Collected data
•••••

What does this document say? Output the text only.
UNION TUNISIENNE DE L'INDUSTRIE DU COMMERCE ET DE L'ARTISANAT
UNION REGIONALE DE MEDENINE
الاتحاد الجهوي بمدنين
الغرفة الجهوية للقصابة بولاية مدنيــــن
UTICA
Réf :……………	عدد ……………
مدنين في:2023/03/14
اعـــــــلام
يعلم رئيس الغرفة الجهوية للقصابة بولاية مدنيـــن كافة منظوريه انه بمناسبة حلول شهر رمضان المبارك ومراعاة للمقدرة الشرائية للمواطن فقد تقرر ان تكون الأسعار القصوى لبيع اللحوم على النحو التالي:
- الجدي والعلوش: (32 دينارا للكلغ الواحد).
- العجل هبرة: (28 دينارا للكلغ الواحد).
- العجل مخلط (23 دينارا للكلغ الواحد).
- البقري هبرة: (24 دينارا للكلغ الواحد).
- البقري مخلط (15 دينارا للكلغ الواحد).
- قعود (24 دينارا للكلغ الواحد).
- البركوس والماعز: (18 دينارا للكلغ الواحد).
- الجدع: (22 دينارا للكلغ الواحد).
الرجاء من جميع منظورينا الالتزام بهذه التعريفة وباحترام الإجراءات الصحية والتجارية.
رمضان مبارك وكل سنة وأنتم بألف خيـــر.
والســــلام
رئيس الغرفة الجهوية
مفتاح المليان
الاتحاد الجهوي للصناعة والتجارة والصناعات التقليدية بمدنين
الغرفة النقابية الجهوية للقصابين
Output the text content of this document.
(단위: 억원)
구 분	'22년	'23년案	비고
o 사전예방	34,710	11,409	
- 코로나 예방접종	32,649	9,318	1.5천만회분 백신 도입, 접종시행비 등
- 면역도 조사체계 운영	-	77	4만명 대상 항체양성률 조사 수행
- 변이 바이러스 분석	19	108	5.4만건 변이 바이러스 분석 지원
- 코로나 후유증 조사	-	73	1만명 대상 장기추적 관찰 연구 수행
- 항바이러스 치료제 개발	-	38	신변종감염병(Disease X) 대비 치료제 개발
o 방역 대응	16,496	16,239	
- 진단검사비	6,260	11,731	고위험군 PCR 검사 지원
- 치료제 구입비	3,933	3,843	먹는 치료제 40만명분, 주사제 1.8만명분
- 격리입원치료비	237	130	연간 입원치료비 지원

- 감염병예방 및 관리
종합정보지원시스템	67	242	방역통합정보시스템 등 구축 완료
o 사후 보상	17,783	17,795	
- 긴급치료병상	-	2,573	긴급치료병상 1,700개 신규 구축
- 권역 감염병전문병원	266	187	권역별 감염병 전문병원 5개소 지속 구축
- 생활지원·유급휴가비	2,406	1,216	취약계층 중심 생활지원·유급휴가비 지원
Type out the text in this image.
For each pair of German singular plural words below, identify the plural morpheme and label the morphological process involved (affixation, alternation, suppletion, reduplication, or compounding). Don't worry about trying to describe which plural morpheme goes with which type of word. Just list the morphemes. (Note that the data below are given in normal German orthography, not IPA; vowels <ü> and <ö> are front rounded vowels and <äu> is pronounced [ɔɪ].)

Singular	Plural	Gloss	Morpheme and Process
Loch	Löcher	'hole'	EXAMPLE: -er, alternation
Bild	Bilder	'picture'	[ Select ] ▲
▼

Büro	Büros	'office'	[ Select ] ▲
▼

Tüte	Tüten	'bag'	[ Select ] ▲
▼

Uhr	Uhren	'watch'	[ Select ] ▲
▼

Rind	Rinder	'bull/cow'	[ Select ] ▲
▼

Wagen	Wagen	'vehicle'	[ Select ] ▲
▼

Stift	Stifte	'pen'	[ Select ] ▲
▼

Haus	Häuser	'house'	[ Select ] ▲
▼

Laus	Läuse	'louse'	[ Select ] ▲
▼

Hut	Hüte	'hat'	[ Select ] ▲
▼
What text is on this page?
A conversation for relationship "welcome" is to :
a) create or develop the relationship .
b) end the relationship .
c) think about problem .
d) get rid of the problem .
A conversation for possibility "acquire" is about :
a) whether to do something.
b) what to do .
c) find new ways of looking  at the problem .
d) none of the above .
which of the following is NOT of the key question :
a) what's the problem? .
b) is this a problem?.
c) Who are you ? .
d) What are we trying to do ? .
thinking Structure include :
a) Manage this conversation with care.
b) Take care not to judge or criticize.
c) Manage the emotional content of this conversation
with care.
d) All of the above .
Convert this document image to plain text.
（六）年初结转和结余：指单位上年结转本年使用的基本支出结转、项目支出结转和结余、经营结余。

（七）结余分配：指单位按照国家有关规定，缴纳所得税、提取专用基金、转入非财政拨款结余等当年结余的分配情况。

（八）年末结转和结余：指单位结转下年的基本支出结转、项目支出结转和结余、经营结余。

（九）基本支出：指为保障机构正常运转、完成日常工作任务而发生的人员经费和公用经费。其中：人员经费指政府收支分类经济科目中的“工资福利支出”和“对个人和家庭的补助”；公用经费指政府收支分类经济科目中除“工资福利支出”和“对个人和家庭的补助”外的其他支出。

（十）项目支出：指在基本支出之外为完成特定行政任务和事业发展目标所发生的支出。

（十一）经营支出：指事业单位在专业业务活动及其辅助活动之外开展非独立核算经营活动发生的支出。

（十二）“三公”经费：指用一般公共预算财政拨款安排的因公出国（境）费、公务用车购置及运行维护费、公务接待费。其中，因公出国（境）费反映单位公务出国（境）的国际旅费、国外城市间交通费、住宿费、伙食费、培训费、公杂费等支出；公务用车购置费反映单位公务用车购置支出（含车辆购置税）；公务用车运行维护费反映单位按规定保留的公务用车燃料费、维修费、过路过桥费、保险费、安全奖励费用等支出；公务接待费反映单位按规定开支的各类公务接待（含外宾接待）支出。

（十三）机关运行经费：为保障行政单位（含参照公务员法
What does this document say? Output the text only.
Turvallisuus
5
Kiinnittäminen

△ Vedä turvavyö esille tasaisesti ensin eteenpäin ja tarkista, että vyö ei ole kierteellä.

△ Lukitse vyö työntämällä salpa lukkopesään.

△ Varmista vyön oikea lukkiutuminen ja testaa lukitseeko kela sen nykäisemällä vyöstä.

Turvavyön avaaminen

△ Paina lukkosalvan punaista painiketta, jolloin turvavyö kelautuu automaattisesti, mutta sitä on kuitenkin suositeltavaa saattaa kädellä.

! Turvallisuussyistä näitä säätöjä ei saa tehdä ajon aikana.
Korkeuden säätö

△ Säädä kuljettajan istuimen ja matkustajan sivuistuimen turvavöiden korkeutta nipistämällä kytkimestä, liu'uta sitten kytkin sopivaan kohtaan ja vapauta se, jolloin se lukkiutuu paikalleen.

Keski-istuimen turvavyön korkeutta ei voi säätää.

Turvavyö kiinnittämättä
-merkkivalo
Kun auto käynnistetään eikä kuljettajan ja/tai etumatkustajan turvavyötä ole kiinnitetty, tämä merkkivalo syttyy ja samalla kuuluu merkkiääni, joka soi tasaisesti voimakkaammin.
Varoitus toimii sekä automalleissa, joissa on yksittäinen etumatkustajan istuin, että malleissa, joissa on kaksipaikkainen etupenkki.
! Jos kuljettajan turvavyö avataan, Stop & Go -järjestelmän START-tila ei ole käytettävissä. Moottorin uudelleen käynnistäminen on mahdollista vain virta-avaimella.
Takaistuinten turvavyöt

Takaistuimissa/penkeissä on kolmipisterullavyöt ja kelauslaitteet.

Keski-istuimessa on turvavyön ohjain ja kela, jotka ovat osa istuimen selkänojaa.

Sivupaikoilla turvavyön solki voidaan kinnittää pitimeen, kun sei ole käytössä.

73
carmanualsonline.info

•••••

WHAT TO DO — Repeat each record in full; every line must match exactly.

RESPONSE TO THIS EXERCISE —
What does this document say? Output the text only.
UNION TUNISIENNE DE L'INDUSTRIE DU COMMERCE ET DE L'ARTISANAT
UNION REGIONALE DE MEDENINE
الاتحاد الجهوي بمدنين
الغرفة الجهوية للقصابة بولاية مدنيــــن
UTICA
Réf :……………	عدد ……………
مدنين في:2023/03/14
اعـــــــلام
يعلم رئيس الغرفة الجهوية للقصابة بولاية مدنيـــن كافة منظوريه انه بمناسبة حلول شهر رمضان المبارك ومراعاة للمقدرة الشرائية للمواطن فقد تقرر ان تكون الأسعار القصوى لبيع اللحوم على النحو التالي:
- الجدي والعلوش: (32 دينارا للكلغ الواحد).
- العجل هبرة: (28 دينارا للكلغ الواحد).
- العجل مخلط (23 دينارا للكلغ الواحد).
- البقري هبرة: (24 دينارا للكلغ الواحد).
- البقري مخلط (15 دينارا للكلغ الواحد).
- قعود (24 دينارا للكلغ الواحد).
- البركوس والماعز: (18 دينارا للكلغ الواحد).
- الجدع: (22 دينارا للكلغ الواحد).
الرجاء من جميع منظورينا الالتزام بهذه التعريفة وباحترام الإجراءات الصحية والتجارية.
رمضان مبارك وكل سنة وأنتم بألف خيـــر.
والســــلام
رئيس الغرفة الجهوية
مفتاح المليان
الاتحاد الجهوي للصناعة والتجارة والصناعات التقليدية بمدنين
الغرفة النقابية الجهوية للقصابين
Output the text content of this document.
(단위: 억원)
구 분	'22년	'23년案	비고
o 사전예방	34,710	11,409	
- 코로나 예방접종	32,649	9,318	1.5천만회분 백신 도입, 접종시행비 등
- 면역도 조사체계 운영	-	77	4만명 대상 항체양성률 조사 수행
- 변이 바이러스 분석	19	108	5.4만건 변이 바이러스 분석 지원
- 코로나 후유증 조사	-	73	1만명 대상 장기추적 관찰 연구 수행
- 항바이러스 치료제 개발	-	38	신변종감염병(Disease X) 대비 치료제 개발
o 방역 대응	16,496	16,239	
- 진단검사비	6,260	11,731	고위험군 PCR 검사 지원
- 치료제 구입비	3,933	3,843	먹는 치료제 40만명분, 주사제 1.8만명분
- 격리입원치료비	237	130	연간 입원치료비 지원

- 감염병예방 및 관리
종합정보지원시스템	67	242	방역통합정보시스템 등 구축 완료
o 사후 보상	17,783	17,795	
- 긴급치료병상	-	2,573	긴급치료병상 1,700개 신규 구축
- 권역 감염병전문병원	266	187	권역별 감염병 전문병원 5개소 지속 구축
- 생활지원·유급휴가비	2,406	1,216	취약계층 중심 생활지원·유급휴가비 지원
Type out the text in this image.
For each pair of German singular plural words below, identify the plural morpheme and label the morphological process involved (affixation, alternation, suppletion, reduplication, or compounding). Don't worry about trying to describe which plural morpheme goes with which type of word. Just list the morphemes. (Note that the data below are given in normal German orthography, not IPA; vowels <ü> and <ö> are front rounded vowels and <äu> is pronounced [ɔɪ].)

Singular	Plural	Gloss	Morpheme and Process
Loch	Löcher	'hole'	EXAMPLE: -er, alternation
Bild	Bilder	'picture'	[ Select ] ▲
▼

Büro	Büros	'office'	[ Select ] ▲
▼

Tüte	Tüten	'bag'	[ Select ] ▲
▼

Uhr	Uhren	'watch'	[ Select ] ▲
▼

Rind	Rinder	'bull/cow'	[ Select ] ▲
▼

Wagen	Wagen	'vehicle'	[ Select ] ▲
▼

Stift	Stifte	'pen'	[ Select ] ▲
▼

Haus	Häuser	'house'	[ Select ] ▲
▼

Laus	Läuse	'louse'	[ Select ] ▲
▼

Hut	Hüte	'hat'	[ Select ] ▲
▼
What text is on this page?
A conversation for relationship "welcome" is to :
a) create or develop the relationship .
b) end the relationship .
c) think about problem .
d) get rid of the problem .
A conversation for possibility "acquire" is about :
a) whether to do something.
b) what to do .
c) find new ways of looking  at the problem .
d) none of the above .
which of the following is NOT of the key question :
a) what's the problem? .
b) is this a problem?.
c) Who are you ? .
d) What are we trying to do ? .
thinking Structure include :
a) Manage this conversation with care.
b) Take care not to judge or criticize.
c) Manage the emotional content of this conversation
with care.
d) All of the above .
Convert this document image to plain text.
（六）年初结转和结余：指单位上年结转本年使用的基本支出结转、项目支出结转和结余、经营结余。

（七）结余分配：指单位按照国家有关规定，缴纳所得税、提取专用基金、转入非财政拨款结余等当年结余的分配情况。

（八）年末结转和结余：指单位结转下年的基本支出结转、项目支出结转和结余、经营结余。

（九）基本支出：指为保障机构正常运转、完成日常工作任务而发生的人员经费和公用经费。其中：人员经费指政府收支分类经济科目中的“工资福利支出”和“对个人和家庭的补助”；公用经费指政府收支分类经济科目中除“工资福利支出”和“对个人和家庭的补助”外的其他支出。

（十）项目支出：指在基本支出之外为完成特定行政任务和事业发展目标所发生的支出。

（十一）经营支出：指事业单位在专业业务活动及其辅助活动之外开展非独立核算经营活动发生的支出。

（十二）“三公”经费：指用一般公共预算财政拨款安排的因公出国（境）费、公务用车购置及运行维护费、公务接待费。其中，因公出国（境）费反映单位公务出国（境）的国际旅费、国外城市间交通费、住宿费、伙食费、培训费、公杂费等支出；公务用车购置费反映单位公务用车购置支出（含车辆购置税）；公务用车运行维护费反映单位按规定保留的公务用车燃料费、维修费、过路过桥费、保险费、安全奖励费用等支出；公务接待费反映单位按规定开支的各类公务接待（含外宾接待）支出。

（十三）机关运行经费：为保障行政单位（含参照公务员法
What does this document say? Output the text only.
Turvallisuus
5
Kiinnittäminen

△ Vedä turvavyö esille tasaisesti ensin eteenpäin ja tarkista, että vyö ei ole kierteellä.

△ Lukitse vyö työntämällä salpa lukkopesään.

△ Varmista vyön oikea lukkiutuminen ja testaa lukitseeko kela sen nykäisemällä vyöstä.

Turvavyön avaaminen

△ Paina lukkosalvan punaista painiketta, jolloin turvavyö kelautuu automaattisesti, mutta sitä on kuitenkin suositeltavaa saattaa kädellä.

! Turvallisuussyistä näitä säätöjä ei saa tehdä ajon aikana.
Korkeuden säätö

△ Säädä kuljettajan istuimen ja matkustajan sivuistuimen turvavöiden korkeutta nipistämällä kytkimestä, liu'uta sitten kytkin sopivaan kohtaan ja vapauta se, jolloin se lukkiutuu paikalleen.

Keski-istuimen turvavyön korkeutta ei voi säätää.

Turvavyö kiinnittämättä
-merkkivalo
Kun auto käynnistetään eikä kuljettajan ja/tai etumatkustajan turvavyötä ole kiinnitetty, tämä merkkivalo syttyy ja samalla kuuluu merkkiääni, joka soi tasaisesti voimakkaammin.
Varoitus toimii sekä automalleissa, joissa on yksittäinen etumatkustajan istuin, että malleissa, joissa on kaksipaikkainen etupenkki.
! Jos kuljettajan turvavyö avataan, Stop & Go -järjestelmän START-tila ei ole käytettävissä. Moottorin uudelleen käynnistäminen on mahdollista vain virta-avaimella.
Takaistuinten turvavyöt

Takaistuimissa/penkeissä on kolmipisterullavyöt ja kelauslaitteet.

Keski-istuimessa on turvavyön ohjain ja kela, jotka ovat osa istuimen selkänojaa.

Sivupaikoilla turvavyön solki voidaan kinnittää pitimeen, kun sei ole käytössä.

73
carmanualsonline.info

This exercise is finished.